# STATED PROBLEM:
For the material that follows, list every line containing the word "outros".

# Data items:
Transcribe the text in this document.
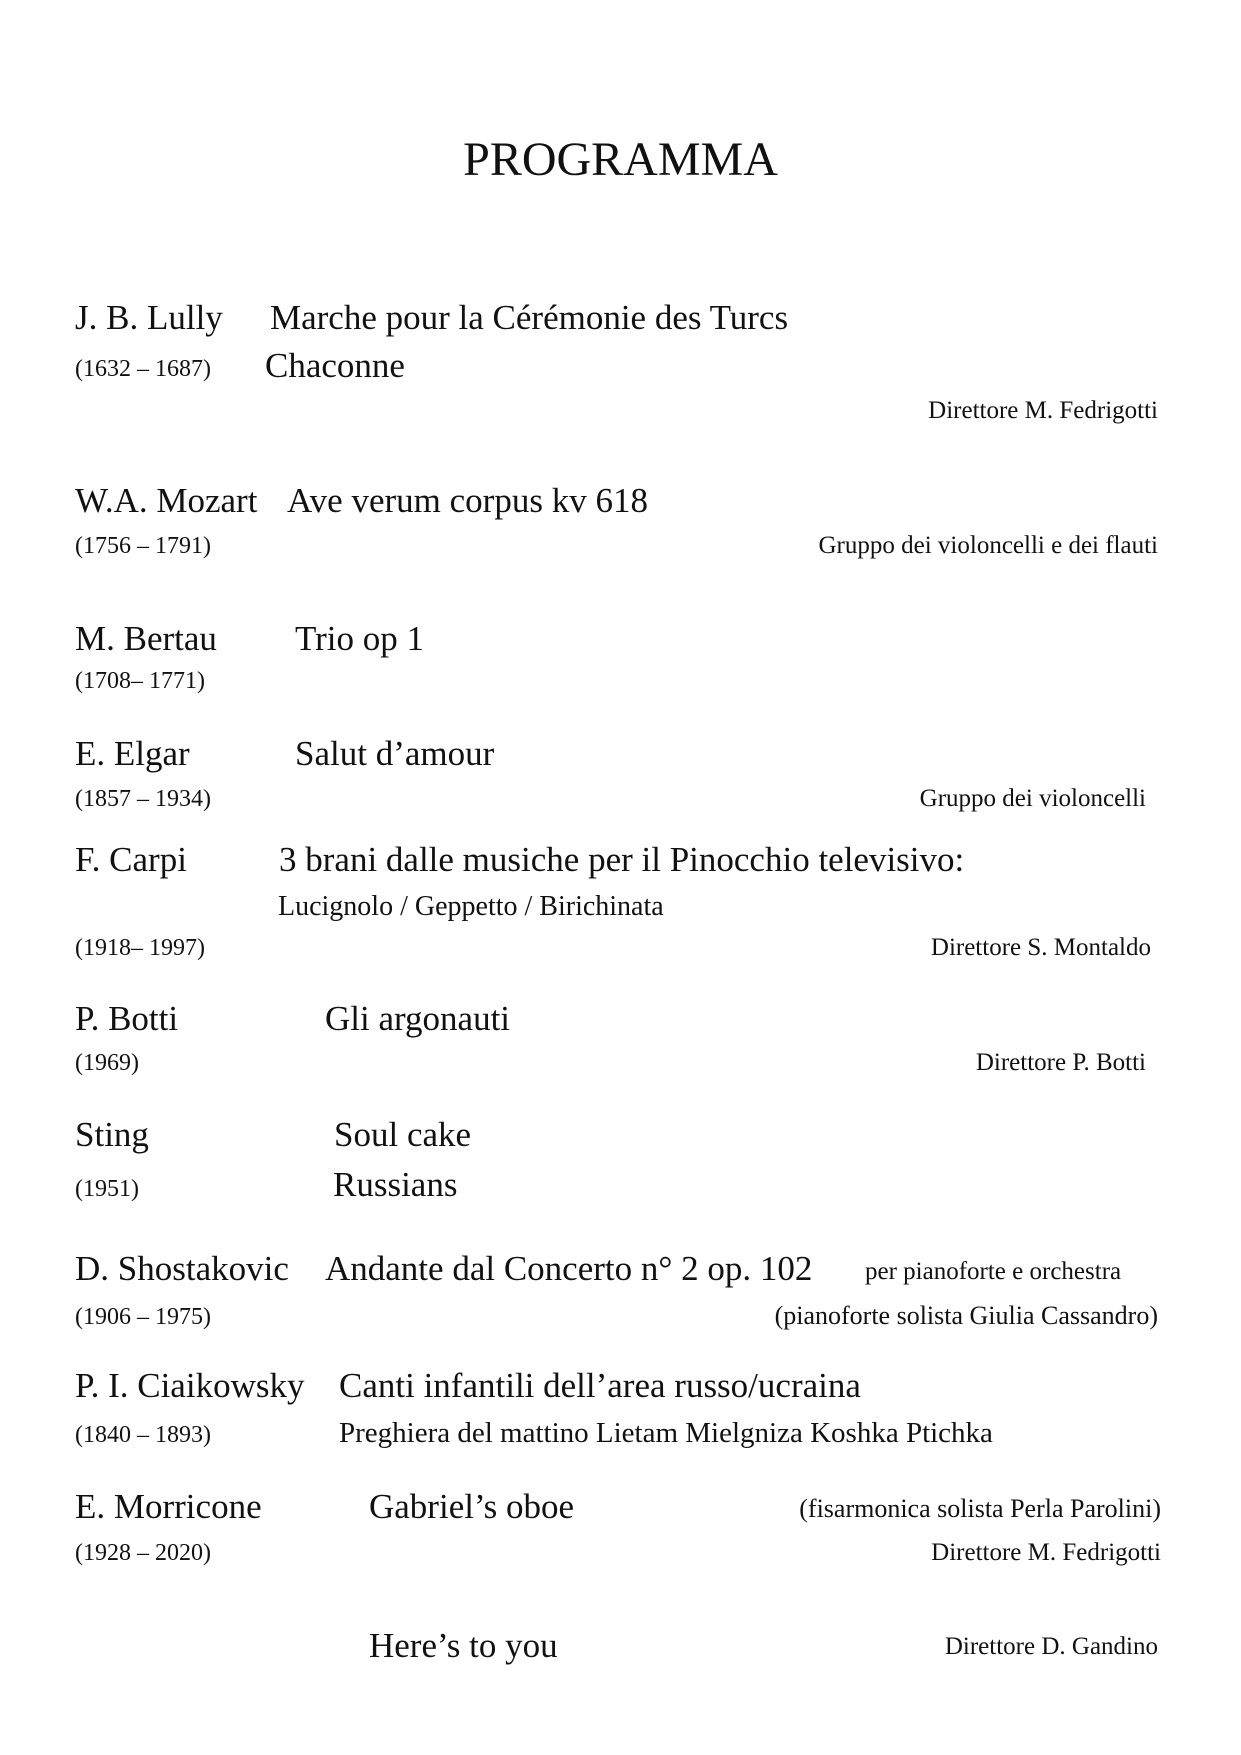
PROGRAMMA
J. B. Lully Marche pour la Cérémonie des Turcs
(1632 – 1687) Chaconne
Direttore M. Fedrigotti
W.A. Mozart Ave verum corpus kv 618
(1756 – 1791)	Gruppo dei violoncelli e dei flauti
M. Bertau Trio op 1
(1708– 1771)
E. Elgar	Salut d’amour
(1857 – 1934)	Gruppo dei violoncelli
F. Carpi	3 brani dalle musiche per il Pinocchio televisivo:
Lucignolo / Geppetto / Birichinata
(1918– 1997)	Direttore S. Montaldo
P. Botti	Gli argonauti
(1969)	Direttore P. Botti
Sting	Soul cake
(1951)	Russians
D. Shostakovic Andante dal Concerto n° 2 op. 102 per pianoforte e orchestra
(1906 – 1975)	(pianoforte solista Giulia Cassandro)
P. I. Ciaikowsky Canti infantili dell’area russo/ucraina
(1840 – 1893)	Preghiera del mattino Lietam Mielgniza Koshka Ptichka
E. Morricone	Gabriel’s oboe	(fisarmonica solista Perla Parolini)
(1928 – 2020)	Direttore M. Fedrigotti
Here’s to you	Direttore D. Gandino
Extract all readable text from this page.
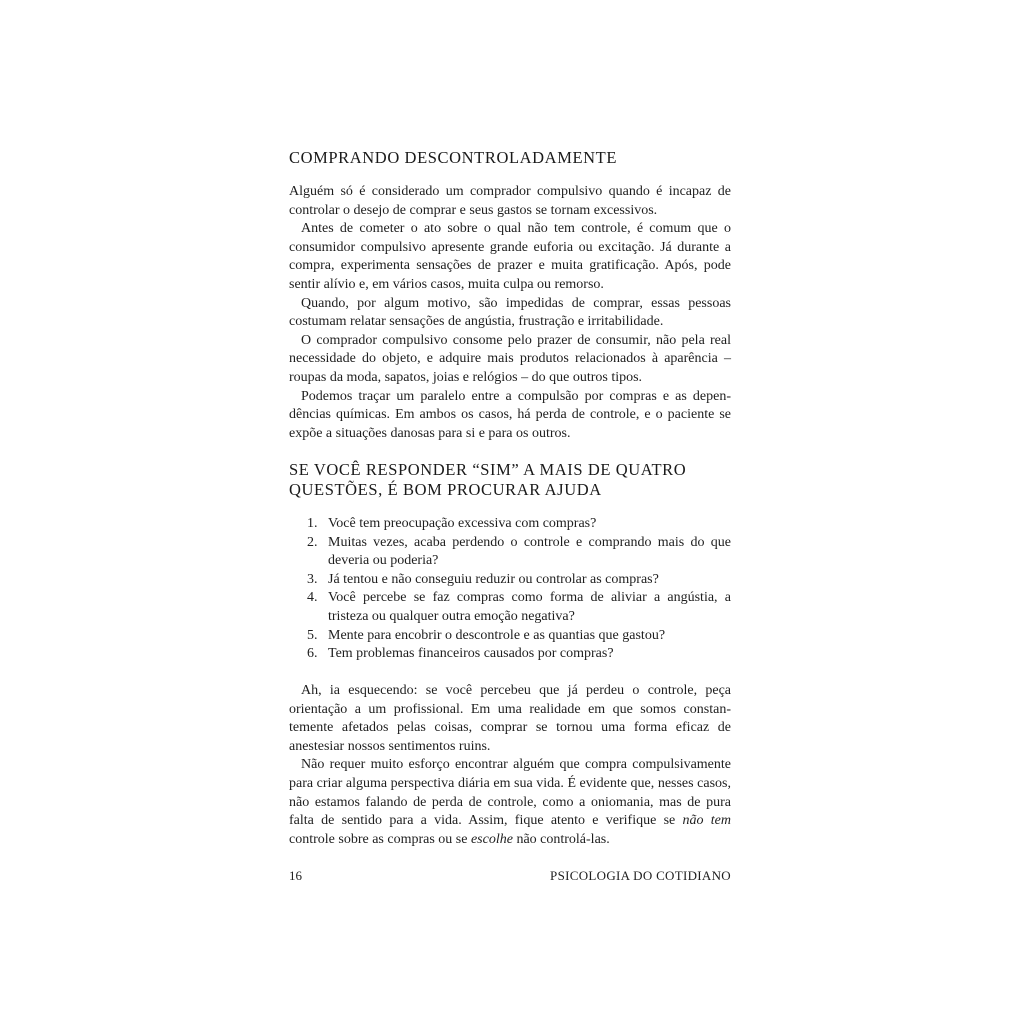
COMPRANDO DESCONTROLADAMENTE

Alguém só é considerado um comprador compulsivo quando é incapaz de controlar o desejo de comprar e seus gastos se tornam excessivos.

Antes de cometer o ato sobre o qual não tem controle, é comum que o consumidor compulsivo apresente grande euforia ou excitação. Já durante a compra, experimenta sensações de prazer e muita gratificação. Após, pode sentir alívio e, em vários casos, muita culpa ou remorso.

Quando, por algum motivo, são impedidas de comprar, essas pessoas costumam relatar sensações de angústia, frustração e irritabilidade.

O comprador compulsivo consome pelo prazer de consumir, não pela real necessidade do objeto, e adquire mais produtos relacionados à aparência – roupas da moda, sapatos, joias e relógios – do que outros tipos.

Podemos traçar um paralelo entre a compulsão por compras e as dependências químicas. Em ambos os casos, há perda de controle, e o paciente se expõe a situações danosas para si e para os outros.

SE VOCÊ RESPONDER “SIM” A MAIS DE QUATRO QUESTÕES, É BOM PROCURAR AJUDA
1. Você tem preocupação excessiva com compras?
2. Muitas vezes, acaba perdendo o controle e comprando mais do que deveria ou poderia?
3. Já tentou e não conseguiu reduzir ou controlar as compras?
4. Você percebe se faz compras como forma de aliviar a angústia, a tristeza ou qualquer outra emoção negativa?
5. Mente para encobrir o descontrole e as quantias que gastou?
6. Tem problemas financeiros causados por compras?

Ah, ia esquecendo: se você percebeu que já perdeu o controle, peça orientação a um profissional. Em uma realidade em que somos constantemente afetados pelas coisas, comprar se tornou uma forma eficaz de anestesiar nossos sentimentos ruins.

Não requer muito esforço encontrar alguém que compra compulsivamente para criar alguma perspectiva diária em sua vida. É evidente que, nesses casos, não estamos falando de perda de controle, como a oniomania, mas de pura falta de sentido para a vida. Assim, fique atento e verifique se não tem controle sobre as compras ou se escolhe não controlá-las.

16	PSICOLOGIA DO COTIDIANO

# RESULT OF THE TASK:
O comprador compulsivo consome pelo prazer de consumir, não pela real necessidade do objeto, e adquire mais produtos relacionados à aparência – roupas da moda, sapatos, joias e relógios – do que outros tipos.
Podemos traçar um paralelo entre a compulsão por compras e as dependências químicas. Em ambos os casos, há perda de controle, e o paciente se expõe a situações danosas para si e para os outros.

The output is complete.